**Material provided**
■ ■ ■
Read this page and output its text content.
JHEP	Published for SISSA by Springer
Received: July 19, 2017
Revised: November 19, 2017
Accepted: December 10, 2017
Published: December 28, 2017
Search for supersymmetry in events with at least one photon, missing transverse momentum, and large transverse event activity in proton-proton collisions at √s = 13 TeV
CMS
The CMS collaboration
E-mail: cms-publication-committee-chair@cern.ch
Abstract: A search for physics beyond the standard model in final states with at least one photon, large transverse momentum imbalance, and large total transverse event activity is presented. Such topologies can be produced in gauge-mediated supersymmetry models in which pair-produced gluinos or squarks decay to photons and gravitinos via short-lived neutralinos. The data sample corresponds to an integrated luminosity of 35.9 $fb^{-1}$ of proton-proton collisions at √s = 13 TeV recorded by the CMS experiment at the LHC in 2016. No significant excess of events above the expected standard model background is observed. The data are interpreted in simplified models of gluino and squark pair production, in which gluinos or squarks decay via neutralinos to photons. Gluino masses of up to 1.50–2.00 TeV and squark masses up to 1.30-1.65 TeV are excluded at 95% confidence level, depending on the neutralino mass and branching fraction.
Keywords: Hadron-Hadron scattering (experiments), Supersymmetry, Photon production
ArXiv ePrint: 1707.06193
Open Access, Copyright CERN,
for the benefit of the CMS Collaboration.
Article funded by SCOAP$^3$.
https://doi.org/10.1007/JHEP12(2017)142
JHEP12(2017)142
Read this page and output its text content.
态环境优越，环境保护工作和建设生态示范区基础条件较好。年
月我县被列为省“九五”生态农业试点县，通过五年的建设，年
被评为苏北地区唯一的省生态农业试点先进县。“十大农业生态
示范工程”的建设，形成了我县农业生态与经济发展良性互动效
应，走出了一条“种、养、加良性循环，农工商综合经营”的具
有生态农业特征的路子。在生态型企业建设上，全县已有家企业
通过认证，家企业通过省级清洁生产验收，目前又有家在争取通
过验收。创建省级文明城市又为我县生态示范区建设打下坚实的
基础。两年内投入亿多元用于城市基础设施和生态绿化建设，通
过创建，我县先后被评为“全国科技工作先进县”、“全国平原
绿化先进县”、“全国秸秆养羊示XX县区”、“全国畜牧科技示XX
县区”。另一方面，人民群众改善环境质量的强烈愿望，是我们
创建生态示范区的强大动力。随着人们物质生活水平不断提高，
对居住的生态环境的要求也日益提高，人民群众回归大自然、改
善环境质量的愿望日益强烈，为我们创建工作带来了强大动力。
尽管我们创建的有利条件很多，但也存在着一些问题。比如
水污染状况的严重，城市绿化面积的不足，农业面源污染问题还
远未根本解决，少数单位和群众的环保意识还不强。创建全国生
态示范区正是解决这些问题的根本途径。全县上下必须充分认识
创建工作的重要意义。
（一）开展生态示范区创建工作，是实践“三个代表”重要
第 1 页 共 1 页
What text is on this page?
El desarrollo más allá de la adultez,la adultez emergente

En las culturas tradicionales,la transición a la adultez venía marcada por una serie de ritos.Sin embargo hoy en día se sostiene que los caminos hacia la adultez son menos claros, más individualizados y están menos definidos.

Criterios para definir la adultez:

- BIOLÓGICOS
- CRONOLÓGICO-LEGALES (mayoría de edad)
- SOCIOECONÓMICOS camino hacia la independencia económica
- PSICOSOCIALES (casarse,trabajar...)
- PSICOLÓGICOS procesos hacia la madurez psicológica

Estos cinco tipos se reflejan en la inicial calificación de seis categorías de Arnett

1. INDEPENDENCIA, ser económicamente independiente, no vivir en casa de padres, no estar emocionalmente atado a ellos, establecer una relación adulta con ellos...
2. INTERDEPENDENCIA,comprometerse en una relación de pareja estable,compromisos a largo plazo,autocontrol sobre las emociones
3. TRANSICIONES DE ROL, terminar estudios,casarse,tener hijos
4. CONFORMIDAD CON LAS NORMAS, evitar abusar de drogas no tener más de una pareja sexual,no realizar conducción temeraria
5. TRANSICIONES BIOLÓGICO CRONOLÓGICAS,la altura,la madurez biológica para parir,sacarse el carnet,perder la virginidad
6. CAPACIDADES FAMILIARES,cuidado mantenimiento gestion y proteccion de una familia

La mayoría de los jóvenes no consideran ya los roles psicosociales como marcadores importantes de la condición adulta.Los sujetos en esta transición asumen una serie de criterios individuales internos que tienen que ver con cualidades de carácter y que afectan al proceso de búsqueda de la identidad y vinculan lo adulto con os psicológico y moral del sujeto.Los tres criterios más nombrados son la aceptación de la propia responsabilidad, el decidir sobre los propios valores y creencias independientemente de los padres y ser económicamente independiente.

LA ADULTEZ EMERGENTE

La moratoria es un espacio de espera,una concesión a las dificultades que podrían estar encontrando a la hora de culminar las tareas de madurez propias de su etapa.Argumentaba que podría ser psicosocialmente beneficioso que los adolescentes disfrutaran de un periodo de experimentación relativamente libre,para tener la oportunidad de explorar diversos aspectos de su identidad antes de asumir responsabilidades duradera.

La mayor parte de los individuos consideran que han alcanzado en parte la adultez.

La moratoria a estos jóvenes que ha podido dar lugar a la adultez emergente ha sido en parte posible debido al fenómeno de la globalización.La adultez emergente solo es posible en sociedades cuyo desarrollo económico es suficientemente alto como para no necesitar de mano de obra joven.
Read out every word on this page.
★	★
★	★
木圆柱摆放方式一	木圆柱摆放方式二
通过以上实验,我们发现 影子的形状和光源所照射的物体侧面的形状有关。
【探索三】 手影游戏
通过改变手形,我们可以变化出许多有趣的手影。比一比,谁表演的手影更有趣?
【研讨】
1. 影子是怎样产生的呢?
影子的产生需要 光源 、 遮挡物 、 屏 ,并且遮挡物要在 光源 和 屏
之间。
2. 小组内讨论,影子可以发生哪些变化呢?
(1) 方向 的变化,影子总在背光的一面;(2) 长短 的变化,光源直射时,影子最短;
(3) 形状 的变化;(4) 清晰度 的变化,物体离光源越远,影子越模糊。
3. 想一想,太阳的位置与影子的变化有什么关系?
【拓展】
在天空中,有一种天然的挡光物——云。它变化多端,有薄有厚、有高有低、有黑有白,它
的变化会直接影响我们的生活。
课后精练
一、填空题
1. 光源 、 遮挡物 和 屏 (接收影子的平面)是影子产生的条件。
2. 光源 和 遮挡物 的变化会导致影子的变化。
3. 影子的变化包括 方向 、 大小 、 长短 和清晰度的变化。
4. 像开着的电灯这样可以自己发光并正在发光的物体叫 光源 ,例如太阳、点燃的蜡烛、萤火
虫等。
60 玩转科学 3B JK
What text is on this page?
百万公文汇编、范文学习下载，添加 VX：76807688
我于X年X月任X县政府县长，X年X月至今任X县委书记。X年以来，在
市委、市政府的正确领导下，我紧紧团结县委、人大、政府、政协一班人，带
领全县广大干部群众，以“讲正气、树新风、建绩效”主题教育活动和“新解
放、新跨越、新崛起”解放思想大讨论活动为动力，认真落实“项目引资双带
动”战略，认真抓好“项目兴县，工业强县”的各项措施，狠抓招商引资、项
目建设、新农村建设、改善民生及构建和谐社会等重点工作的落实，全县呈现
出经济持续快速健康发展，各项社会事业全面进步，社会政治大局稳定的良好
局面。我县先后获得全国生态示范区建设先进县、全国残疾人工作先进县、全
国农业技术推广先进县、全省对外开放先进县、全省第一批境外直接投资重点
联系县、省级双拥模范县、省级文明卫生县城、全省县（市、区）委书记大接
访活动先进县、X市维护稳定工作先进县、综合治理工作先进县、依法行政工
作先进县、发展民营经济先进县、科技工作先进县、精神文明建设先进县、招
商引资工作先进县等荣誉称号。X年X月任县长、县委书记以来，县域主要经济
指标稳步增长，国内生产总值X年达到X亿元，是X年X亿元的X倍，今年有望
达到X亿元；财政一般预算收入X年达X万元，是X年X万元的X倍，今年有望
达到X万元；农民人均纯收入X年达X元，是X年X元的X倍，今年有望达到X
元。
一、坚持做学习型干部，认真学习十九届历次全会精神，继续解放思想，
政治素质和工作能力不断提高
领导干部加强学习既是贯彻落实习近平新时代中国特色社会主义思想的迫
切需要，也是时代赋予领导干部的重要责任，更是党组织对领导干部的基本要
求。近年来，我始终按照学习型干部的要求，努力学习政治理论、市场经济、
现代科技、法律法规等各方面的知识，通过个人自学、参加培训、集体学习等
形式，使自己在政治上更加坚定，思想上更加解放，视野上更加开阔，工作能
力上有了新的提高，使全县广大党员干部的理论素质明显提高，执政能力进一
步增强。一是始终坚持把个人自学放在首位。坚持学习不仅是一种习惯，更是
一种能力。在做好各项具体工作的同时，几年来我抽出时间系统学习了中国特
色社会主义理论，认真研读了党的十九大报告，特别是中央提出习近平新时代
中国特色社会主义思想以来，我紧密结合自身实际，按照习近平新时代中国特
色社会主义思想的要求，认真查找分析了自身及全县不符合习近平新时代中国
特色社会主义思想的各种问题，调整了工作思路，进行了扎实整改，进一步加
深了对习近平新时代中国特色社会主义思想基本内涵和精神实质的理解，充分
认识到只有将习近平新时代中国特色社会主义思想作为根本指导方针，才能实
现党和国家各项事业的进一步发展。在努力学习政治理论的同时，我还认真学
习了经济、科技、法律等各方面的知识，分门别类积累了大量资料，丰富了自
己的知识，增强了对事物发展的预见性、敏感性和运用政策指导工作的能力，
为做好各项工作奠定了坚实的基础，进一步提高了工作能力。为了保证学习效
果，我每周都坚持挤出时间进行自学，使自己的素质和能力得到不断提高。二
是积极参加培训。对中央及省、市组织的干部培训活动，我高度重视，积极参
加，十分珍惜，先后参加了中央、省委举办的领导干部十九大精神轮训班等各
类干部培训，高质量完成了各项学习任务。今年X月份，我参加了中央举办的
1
■ ■ ■
**Given problem**
From the listing above, copy every line that includes the word "padres".

**Full solution**
1. INDEPENDENCIA, ser económicamente independiente, no vivir en casa de padres, no estar emocionalmente atado a ellos, establecer una relación adulta con ellos...
La mayoría de los jóvenes no consideran ya los roles psicosociales como marcadores importantes de la condición adulta.Los sujetos en esta transición asumen una serie de criterios individuales internos que tienen que ver con cualidades de carácter y que afectan al proceso de búsqueda de la identidad y vinculan lo adulto con os psicológico y moral del sujeto.Los tres criterios más nombrados son la aceptación de la propia responsabilidad, el decidir sobre los propios valores y creencias independientemente de los padres y ser económicamente independiente.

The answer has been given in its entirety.